[SET EXERCISE] Find every line with the word "continue". Copy those lines.

#### INFORMATION SHOWN ####

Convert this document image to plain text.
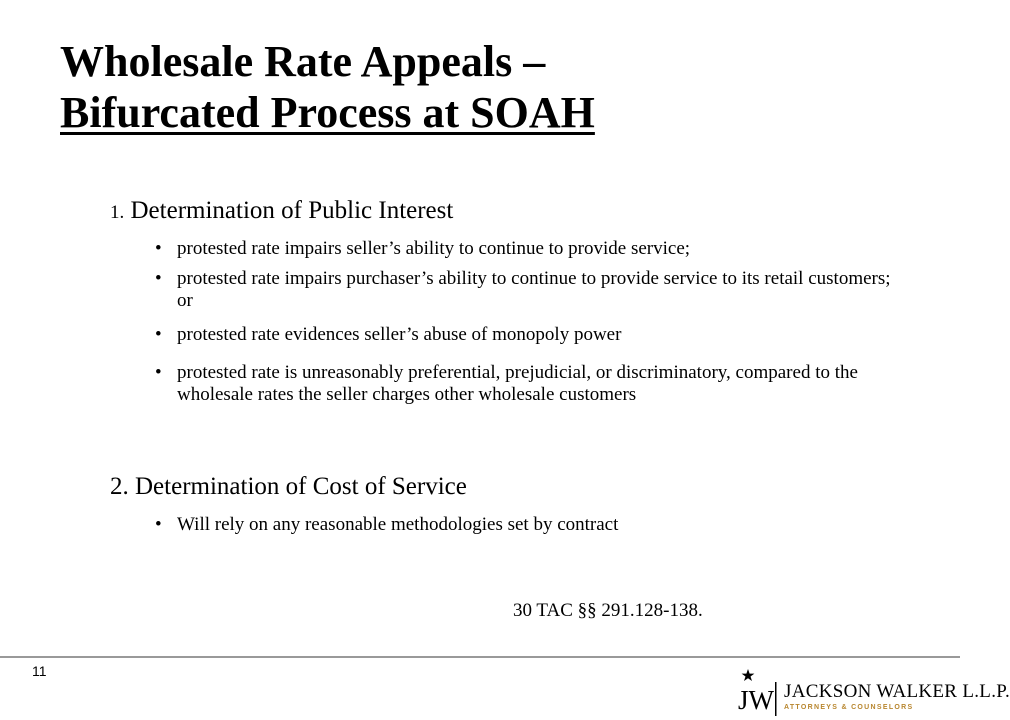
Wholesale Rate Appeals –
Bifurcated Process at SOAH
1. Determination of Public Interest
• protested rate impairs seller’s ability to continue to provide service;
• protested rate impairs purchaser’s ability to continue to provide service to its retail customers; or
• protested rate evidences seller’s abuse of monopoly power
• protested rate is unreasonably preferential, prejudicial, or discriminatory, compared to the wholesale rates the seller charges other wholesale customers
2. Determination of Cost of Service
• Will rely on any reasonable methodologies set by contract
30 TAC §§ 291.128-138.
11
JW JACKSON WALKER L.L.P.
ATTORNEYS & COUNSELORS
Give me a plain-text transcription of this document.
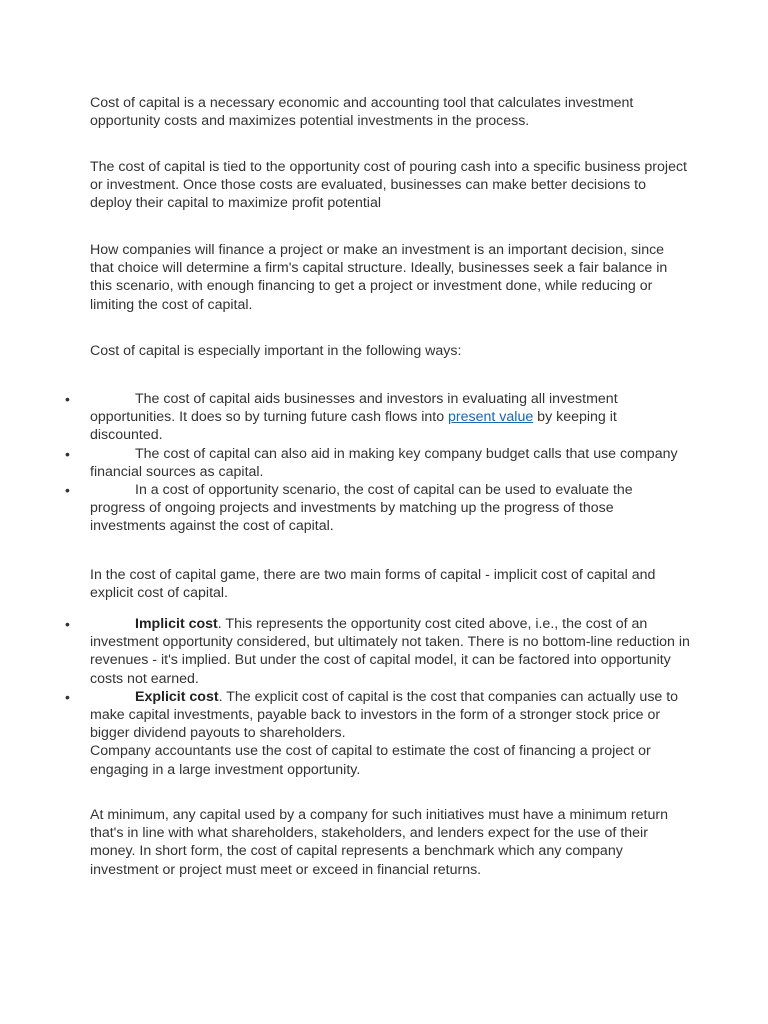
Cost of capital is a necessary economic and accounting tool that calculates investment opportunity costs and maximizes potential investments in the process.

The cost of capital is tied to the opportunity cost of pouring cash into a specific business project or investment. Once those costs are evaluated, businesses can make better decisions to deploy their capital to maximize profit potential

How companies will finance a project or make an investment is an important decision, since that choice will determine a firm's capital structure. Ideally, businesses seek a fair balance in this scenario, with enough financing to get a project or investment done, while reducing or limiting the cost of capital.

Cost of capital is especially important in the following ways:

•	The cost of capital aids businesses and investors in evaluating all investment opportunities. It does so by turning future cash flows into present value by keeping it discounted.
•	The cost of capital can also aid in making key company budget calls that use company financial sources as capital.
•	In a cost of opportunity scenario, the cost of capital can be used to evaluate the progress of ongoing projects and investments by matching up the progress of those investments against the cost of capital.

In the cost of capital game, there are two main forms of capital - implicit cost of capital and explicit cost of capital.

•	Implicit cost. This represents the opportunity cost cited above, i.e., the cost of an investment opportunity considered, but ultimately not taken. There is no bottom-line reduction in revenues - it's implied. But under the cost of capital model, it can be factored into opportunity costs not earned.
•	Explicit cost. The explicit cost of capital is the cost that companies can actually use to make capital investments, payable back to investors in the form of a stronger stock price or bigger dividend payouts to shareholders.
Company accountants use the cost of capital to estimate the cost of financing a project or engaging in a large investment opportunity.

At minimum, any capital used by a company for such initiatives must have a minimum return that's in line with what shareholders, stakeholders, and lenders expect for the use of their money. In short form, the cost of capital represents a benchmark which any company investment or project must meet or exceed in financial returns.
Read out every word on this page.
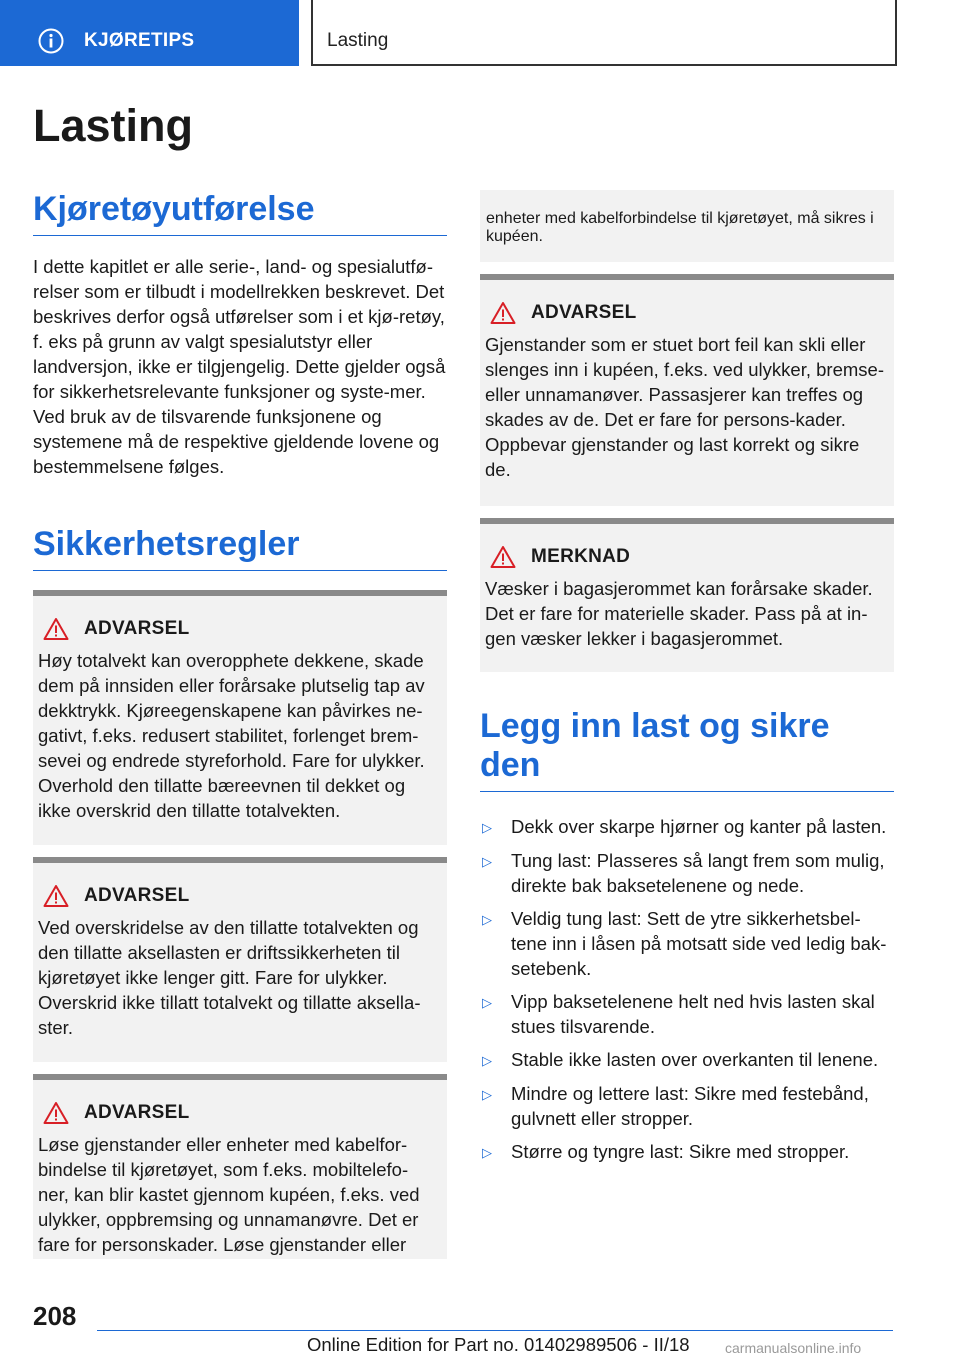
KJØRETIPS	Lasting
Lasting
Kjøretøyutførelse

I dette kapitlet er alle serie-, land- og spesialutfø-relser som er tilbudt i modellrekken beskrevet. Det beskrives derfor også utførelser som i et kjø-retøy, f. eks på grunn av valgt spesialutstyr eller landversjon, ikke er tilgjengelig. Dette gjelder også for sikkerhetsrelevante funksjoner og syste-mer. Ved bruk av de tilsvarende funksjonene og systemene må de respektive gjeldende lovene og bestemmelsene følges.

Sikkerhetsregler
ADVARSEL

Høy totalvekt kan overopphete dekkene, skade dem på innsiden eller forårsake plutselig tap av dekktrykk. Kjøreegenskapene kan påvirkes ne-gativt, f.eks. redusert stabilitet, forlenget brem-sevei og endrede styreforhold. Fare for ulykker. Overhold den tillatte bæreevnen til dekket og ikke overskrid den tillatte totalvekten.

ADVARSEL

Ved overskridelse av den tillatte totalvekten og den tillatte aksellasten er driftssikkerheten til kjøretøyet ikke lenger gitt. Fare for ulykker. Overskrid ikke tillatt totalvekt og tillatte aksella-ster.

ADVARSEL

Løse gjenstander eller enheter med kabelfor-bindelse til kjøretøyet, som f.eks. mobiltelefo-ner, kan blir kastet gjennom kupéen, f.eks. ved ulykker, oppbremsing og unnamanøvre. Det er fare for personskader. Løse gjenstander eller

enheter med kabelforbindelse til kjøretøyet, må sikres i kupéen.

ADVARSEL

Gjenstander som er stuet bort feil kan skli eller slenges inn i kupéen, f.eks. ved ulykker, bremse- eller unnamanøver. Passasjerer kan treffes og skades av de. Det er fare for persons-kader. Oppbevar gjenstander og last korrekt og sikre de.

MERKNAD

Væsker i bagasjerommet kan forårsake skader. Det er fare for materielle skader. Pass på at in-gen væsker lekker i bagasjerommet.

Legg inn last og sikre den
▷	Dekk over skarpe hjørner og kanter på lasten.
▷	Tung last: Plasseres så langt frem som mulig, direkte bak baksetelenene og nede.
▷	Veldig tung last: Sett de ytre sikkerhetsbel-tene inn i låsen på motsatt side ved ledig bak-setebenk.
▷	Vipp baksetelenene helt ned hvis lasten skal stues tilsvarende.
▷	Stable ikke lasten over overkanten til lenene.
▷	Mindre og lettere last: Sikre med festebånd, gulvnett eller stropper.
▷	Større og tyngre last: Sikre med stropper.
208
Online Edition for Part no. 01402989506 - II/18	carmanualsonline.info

####
#### INFORMATION SHOWN ####

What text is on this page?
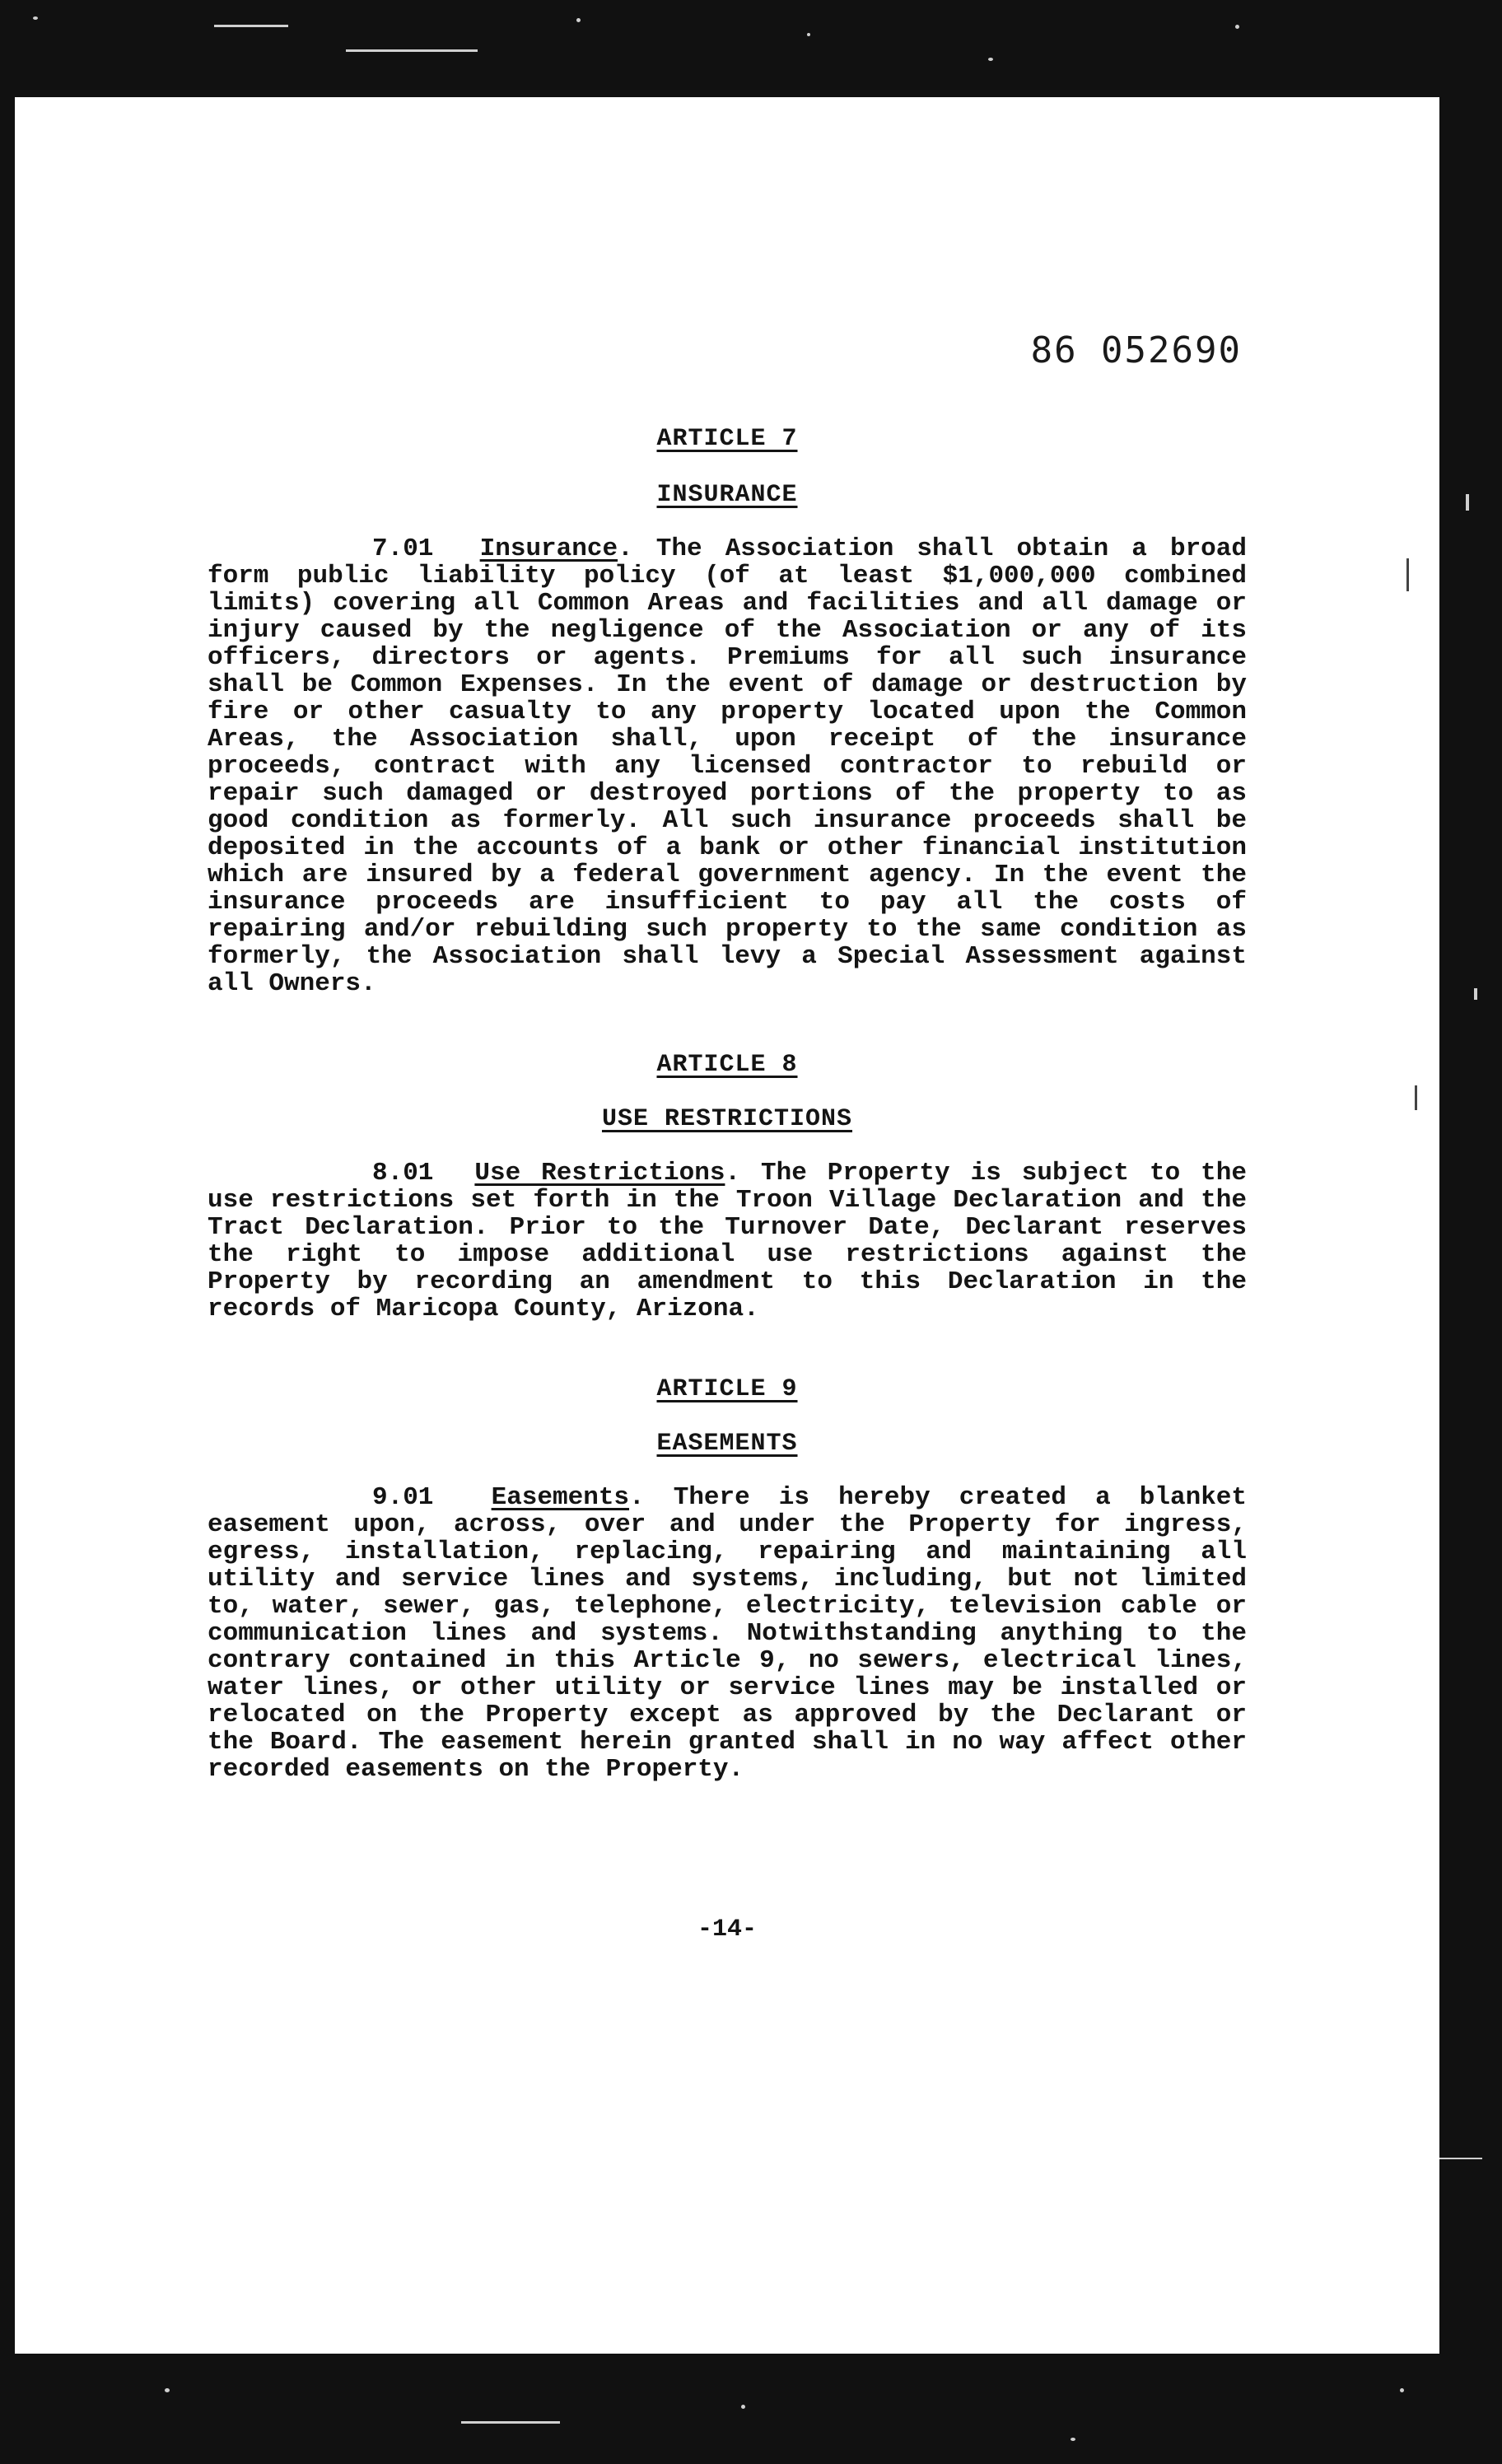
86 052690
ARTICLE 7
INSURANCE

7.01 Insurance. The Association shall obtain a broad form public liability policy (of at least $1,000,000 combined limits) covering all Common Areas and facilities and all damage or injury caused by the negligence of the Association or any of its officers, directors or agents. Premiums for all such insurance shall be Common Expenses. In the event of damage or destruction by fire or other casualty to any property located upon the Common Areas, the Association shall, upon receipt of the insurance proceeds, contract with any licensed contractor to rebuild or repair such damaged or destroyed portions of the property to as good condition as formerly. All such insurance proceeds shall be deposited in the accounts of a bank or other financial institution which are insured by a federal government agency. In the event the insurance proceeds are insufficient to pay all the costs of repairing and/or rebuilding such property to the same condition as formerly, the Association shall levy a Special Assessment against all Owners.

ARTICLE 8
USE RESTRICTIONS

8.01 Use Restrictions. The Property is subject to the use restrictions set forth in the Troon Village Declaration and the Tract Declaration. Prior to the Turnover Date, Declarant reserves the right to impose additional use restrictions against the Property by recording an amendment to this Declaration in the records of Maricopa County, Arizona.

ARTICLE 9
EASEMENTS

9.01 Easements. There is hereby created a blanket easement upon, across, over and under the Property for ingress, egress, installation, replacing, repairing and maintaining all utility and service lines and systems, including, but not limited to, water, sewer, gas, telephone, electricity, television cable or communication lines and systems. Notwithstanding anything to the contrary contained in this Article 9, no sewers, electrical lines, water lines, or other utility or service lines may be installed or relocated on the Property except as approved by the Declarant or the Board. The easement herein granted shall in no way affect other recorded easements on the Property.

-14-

####

[SOLUTION BELOW]
• protested rate impairs seller’s ability to continue to provide service;
• protested rate impairs purchaser’s ability to continue to provide service to its retail customers; or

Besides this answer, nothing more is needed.